Some records —
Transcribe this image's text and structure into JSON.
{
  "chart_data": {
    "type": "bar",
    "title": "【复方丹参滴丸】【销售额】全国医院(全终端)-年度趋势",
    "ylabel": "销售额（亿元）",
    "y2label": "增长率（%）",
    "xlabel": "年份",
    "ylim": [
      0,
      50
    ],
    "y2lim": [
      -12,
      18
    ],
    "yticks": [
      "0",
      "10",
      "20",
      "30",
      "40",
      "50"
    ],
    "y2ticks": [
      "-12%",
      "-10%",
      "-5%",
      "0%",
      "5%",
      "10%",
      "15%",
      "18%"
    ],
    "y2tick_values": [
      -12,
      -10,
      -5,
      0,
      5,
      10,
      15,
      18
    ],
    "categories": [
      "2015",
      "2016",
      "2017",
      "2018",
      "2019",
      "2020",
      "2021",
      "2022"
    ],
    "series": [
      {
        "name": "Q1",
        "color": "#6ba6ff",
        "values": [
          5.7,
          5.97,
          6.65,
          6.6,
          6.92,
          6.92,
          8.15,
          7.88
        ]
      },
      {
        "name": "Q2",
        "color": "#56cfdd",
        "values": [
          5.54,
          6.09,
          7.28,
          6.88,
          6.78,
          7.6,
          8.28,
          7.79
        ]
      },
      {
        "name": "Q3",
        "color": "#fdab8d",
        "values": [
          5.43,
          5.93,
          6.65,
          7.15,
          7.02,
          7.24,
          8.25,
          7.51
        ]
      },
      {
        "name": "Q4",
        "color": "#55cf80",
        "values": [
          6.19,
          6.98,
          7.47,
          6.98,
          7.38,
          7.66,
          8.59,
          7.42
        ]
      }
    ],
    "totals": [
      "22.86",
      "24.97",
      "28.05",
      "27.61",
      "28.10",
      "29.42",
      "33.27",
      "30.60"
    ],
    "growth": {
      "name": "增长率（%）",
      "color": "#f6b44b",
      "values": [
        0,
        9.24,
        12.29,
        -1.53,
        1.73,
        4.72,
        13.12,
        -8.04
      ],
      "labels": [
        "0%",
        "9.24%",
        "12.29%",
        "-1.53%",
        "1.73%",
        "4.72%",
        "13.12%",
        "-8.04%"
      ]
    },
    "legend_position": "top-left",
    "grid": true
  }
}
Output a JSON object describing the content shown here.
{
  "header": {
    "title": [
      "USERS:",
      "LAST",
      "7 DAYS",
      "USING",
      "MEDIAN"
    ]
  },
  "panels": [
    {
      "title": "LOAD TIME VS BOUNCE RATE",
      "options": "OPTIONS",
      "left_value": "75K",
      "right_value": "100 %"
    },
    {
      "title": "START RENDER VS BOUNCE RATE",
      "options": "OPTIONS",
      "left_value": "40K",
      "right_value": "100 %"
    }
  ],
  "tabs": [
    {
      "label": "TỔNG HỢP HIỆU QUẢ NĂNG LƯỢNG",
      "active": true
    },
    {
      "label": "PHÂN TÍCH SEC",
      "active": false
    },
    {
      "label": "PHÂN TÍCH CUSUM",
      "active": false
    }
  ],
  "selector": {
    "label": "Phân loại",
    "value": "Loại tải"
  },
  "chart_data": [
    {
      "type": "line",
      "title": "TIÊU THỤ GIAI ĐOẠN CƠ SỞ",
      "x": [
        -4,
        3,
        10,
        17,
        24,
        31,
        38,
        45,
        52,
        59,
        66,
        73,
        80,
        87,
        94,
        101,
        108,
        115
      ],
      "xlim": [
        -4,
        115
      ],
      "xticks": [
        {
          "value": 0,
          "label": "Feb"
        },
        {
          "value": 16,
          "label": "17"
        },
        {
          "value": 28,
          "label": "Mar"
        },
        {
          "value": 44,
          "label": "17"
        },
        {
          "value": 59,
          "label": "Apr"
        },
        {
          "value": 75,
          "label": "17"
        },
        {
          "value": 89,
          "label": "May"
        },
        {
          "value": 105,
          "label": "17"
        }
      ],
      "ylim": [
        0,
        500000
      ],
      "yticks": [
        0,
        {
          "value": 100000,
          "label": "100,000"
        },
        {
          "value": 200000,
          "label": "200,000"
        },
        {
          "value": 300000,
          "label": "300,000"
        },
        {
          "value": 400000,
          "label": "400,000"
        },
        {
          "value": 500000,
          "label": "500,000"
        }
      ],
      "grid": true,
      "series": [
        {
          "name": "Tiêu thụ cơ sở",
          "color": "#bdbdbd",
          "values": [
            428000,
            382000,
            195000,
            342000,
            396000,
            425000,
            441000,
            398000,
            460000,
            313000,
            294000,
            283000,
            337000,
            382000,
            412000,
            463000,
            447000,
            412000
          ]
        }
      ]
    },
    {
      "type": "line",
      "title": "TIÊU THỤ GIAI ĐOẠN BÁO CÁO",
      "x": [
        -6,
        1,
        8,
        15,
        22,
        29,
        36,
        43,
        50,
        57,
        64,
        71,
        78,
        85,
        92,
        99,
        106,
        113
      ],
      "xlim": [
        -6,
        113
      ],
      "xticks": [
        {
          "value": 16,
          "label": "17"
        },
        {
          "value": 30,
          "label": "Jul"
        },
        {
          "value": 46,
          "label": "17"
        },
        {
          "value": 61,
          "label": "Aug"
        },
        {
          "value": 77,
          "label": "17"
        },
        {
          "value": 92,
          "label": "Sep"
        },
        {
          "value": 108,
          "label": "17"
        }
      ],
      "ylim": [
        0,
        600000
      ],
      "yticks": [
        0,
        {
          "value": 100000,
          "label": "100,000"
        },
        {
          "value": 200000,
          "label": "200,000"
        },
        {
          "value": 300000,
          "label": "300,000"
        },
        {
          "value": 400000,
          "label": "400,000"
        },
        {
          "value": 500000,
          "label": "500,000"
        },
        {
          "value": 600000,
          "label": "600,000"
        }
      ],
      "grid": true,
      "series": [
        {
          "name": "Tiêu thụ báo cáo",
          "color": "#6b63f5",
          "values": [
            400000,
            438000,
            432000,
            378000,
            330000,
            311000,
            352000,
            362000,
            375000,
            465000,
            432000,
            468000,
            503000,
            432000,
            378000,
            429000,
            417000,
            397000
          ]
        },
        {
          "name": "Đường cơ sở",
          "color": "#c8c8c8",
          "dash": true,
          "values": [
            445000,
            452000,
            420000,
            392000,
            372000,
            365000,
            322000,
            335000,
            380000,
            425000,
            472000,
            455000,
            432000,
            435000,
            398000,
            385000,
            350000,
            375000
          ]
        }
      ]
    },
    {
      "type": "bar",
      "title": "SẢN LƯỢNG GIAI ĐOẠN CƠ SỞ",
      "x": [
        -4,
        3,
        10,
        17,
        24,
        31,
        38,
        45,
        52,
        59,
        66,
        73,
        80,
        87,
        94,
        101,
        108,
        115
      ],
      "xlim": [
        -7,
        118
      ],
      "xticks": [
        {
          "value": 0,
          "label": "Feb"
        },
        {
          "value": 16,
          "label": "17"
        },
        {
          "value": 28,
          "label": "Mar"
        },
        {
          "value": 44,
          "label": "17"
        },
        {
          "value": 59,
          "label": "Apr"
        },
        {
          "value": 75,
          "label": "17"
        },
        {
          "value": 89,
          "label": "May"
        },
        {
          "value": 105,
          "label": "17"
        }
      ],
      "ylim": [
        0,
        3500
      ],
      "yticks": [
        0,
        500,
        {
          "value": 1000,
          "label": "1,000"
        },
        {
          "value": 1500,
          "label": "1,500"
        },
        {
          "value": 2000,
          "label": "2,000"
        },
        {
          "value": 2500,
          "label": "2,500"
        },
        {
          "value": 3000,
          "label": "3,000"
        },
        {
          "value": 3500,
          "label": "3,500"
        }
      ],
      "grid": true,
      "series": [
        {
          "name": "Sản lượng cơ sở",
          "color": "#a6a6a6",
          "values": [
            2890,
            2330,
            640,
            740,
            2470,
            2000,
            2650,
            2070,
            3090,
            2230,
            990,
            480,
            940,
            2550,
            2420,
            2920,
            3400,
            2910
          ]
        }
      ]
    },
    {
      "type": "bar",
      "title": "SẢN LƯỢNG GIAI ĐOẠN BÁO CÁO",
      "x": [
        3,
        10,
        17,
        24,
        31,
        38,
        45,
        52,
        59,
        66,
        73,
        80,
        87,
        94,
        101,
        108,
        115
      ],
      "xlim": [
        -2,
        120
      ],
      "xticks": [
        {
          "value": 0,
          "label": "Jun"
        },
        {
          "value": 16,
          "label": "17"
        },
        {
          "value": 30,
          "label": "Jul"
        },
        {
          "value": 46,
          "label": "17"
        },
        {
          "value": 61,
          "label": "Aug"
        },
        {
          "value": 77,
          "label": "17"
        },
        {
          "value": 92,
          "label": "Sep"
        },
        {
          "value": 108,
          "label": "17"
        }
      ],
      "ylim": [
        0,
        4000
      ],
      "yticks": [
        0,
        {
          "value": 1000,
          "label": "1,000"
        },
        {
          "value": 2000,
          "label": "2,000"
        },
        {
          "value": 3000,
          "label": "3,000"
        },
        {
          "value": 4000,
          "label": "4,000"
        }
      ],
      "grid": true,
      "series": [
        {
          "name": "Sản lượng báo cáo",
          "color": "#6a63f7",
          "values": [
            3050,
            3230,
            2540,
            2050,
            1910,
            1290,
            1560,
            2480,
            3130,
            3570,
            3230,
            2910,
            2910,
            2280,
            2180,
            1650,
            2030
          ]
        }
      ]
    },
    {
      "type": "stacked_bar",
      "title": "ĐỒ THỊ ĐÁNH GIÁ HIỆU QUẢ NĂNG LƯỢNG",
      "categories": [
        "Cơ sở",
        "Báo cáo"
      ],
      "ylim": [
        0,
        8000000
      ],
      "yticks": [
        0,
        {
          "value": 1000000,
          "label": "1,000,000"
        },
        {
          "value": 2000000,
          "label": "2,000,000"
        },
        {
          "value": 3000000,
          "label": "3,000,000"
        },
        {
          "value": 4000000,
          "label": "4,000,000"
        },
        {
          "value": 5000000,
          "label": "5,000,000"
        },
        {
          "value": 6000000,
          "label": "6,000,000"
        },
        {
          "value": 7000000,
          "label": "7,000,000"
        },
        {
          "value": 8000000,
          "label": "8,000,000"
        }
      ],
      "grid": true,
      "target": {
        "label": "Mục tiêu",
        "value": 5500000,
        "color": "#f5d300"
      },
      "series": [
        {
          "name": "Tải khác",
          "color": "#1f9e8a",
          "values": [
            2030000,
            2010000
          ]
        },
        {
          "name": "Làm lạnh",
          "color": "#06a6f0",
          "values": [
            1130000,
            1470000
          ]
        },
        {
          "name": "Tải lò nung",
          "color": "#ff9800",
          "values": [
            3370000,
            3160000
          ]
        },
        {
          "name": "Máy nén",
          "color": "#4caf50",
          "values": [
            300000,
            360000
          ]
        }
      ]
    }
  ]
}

SHORT EXERCISE — Look for the word "TÍCH" in every line of the listing and copy the lines that have it.

FULL OUTPUT —
      "label": "PHÂN TÍCH SEC",
      "label": "PHÂN TÍCH CUSUM",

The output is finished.